* [Work required]: Do any lines in the data below contain "name"? If so, copy every one of them.

## start Stored data

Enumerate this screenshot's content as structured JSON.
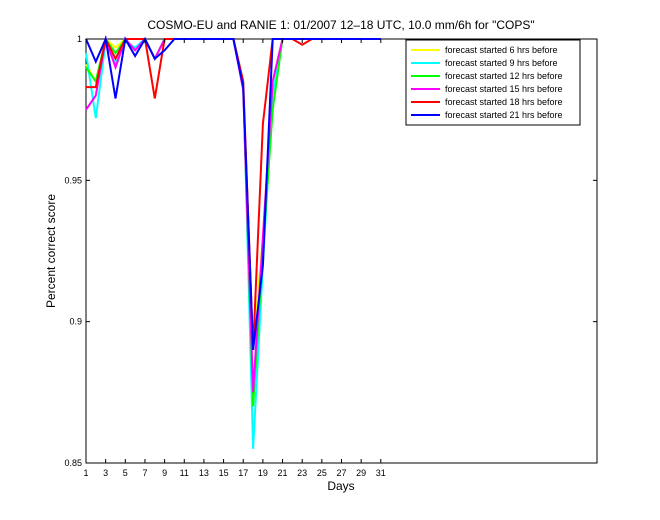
{
  "chart_data": {
    "type": "line",
    "title": "COSMO-EU and RANIE 1: 01/2007 12–18 UTC, 10.0 mm/6h for \"COPS\"",
    "xlabel": "Days",
    "ylabel": "Percent correct score",
    "xlim": [
      1,
      53
    ],
    "ylim": [
      0.85,
      1.0
    ],
    "xticks": [
      "1",
      "3",
      "5",
      "7",
      "9",
      "11",
      "13",
      "15",
      "17",
      "19",
      "21",
      "23",
      "25",
      "27",
      "29",
      "31"
    ],
    "yticks": [
      "0.85",
      "0.9",
      "0.95",
      "1"
    ],
    "grid": false,
    "legend_position": "top-right",
    "series": [
      {
        "name": "forecast started 6 hrs before",
        "color": "#ffff00",
        "x": [
          1,
          2,
          3,
          4,
          5,
          6,
          7,
          8,
          9,
          10,
          11,
          12,
          13,
          14,
          15,
          16,
          17,
          18,
          19,
          20,
          21,
          22,
          23,
          24,
          25,
          26,
          27,
          28,
          29,
          30,
          31
        ],
        "y": [
          0.991,
          0.985,
          1,
          0.997,
          1,
          1,
          1,
          0.993,
          1,
          1,
          1,
          1,
          1,
          1,
          1,
          1,
          0.985,
          0.89,
          0.93,
          0.985,
          1,
          1,
          1,
          1,
          1,
          1,
          1,
          1,
          1,
          1,
          1
        ]
      },
      {
        "name": "forecast started 9 hrs before",
        "color": "#00ffff",
        "x": [
          1,
          2,
          3,
          4,
          5,
          6,
          7,
          8,
          9,
          10,
          11,
          12,
          13,
          14,
          15,
          16,
          17,
          18,
          19,
          20,
          21,
          22,
          23,
          24,
          25,
          26,
          27,
          28,
          29,
          30,
          31
        ],
        "y": [
          0.995,
          0.972,
          0.999,
          0.991,
          0.999,
          0.997,
          1,
          0.993,
          1,
          1,
          1,
          1,
          1,
          1,
          1,
          1,
          0.985,
          0.855,
          0.92,
          0.98,
          1,
          1,
          1,
          1,
          1,
          1,
          1,
          1,
          1,
          1,
          1
        ]
      },
      {
        "name": "forecast started 12 hrs before",
        "color": "#00ff00",
        "x": [
          1,
          2,
          3,
          4,
          5,
          6,
          7,
          8,
          9,
          10,
          11,
          12,
          13,
          14,
          15,
          16,
          17,
          18,
          19,
          20,
          21,
          22,
          23,
          24,
          25,
          26,
          27,
          28,
          29,
          30,
          31
        ],
        "y": [
          0.99,
          0.985,
          1,
          0.995,
          1,
          1,
          1,
          0.993,
          1,
          1,
          1,
          1,
          1,
          1,
          1,
          1,
          0.983,
          0.87,
          0.925,
          0.975,
          1,
          1,
          1,
          1,
          1,
          1,
          1,
          1,
          1,
          1,
          1
        ]
      },
      {
        "name": "forecast started 15 hrs before",
        "color": "#ff00ff",
        "x": [
          1,
          2,
          3,
          4,
          5,
          6,
          7,
          8,
          9,
          10,
          11,
          12,
          13,
          14,
          15,
          16,
          17,
          18,
          19,
          20,
          21,
          22,
          23,
          24,
          25,
          26,
          27,
          28,
          29,
          30,
          31
        ],
        "y": [
          0.975,
          0.98,
          1,
          0.99,
          1,
          0.996,
          1,
          0.993,
          1,
          1,
          1,
          1,
          1,
          1,
          1,
          1,
          0.982,
          0.875,
          0.93,
          0.985,
          1,
          1,
          1,
          1,
          1,
          1,
          1,
          1,
          1,
          1,
          1
        ]
      },
      {
        "name": "forecast started 18 hrs before",
        "color": "#ff0000",
        "x": [
          1,
          2,
          3,
          4,
          5,
          6,
          7,
          8,
          9,
          10,
          11,
          12,
          13,
          14,
          15,
          16,
          17,
          18,
          19,
          20,
          21,
          22,
          23,
          24,
          25,
          26,
          27,
          28,
          29,
          30,
          31
        ],
        "y": [
          0.983,
          0.983,
          1,
          0.993,
          1,
          1,
          1,
          0.979,
          1,
          1,
          1,
          1,
          1,
          1,
          1,
          1,
          0.985,
          0.89,
          0.97,
          1,
          1,
          1,
          0.998,
          1,
          1,
          1,
          1,
          1,
          1,
          1,
          1
        ]
      },
      {
        "name": "forecast started 21 hrs before",
        "color": "#0000ff",
        "x": [
          1,
          2,
          3,
          4,
          5,
          6,
          7,
          8,
          9,
          10,
          11,
          12,
          13,
          14,
          15,
          16,
          17,
          18,
          19,
          20,
          21,
          22,
          23,
          24,
          25,
          26,
          27,
          28,
          29,
          30,
          31
        ],
        "y": [
          1,
          0.992,
          1,
          0.979,
          1,
          0.994,
          1,
          0.993,
          0.996,
          1,
          1,
          1,
          1,
          1,
          1,
          1,
          0.983,
          0.89,
          0.92,
          1,
          1,
          1,
          1,
          1,
          1,
          1,
          1,
          1,
          1,
          1,
          1
        ]
      }
    ]
  }
}
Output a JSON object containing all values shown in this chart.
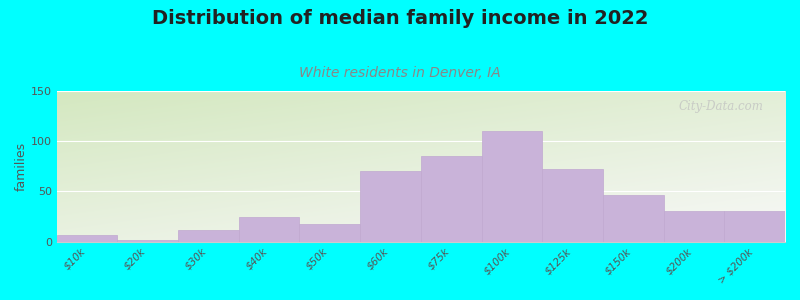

## end Stored data

* [Answer]:
        "name": "forecast started 6 hrs before",
        "name": "forecast started 9 hrs before",
        "name": "forecast started 12 hrs before",
        "name": "forecast started 15 hrs before",
        "name": "forecast started 18 hrs before",
        "name": "forecast started 21 hrs before",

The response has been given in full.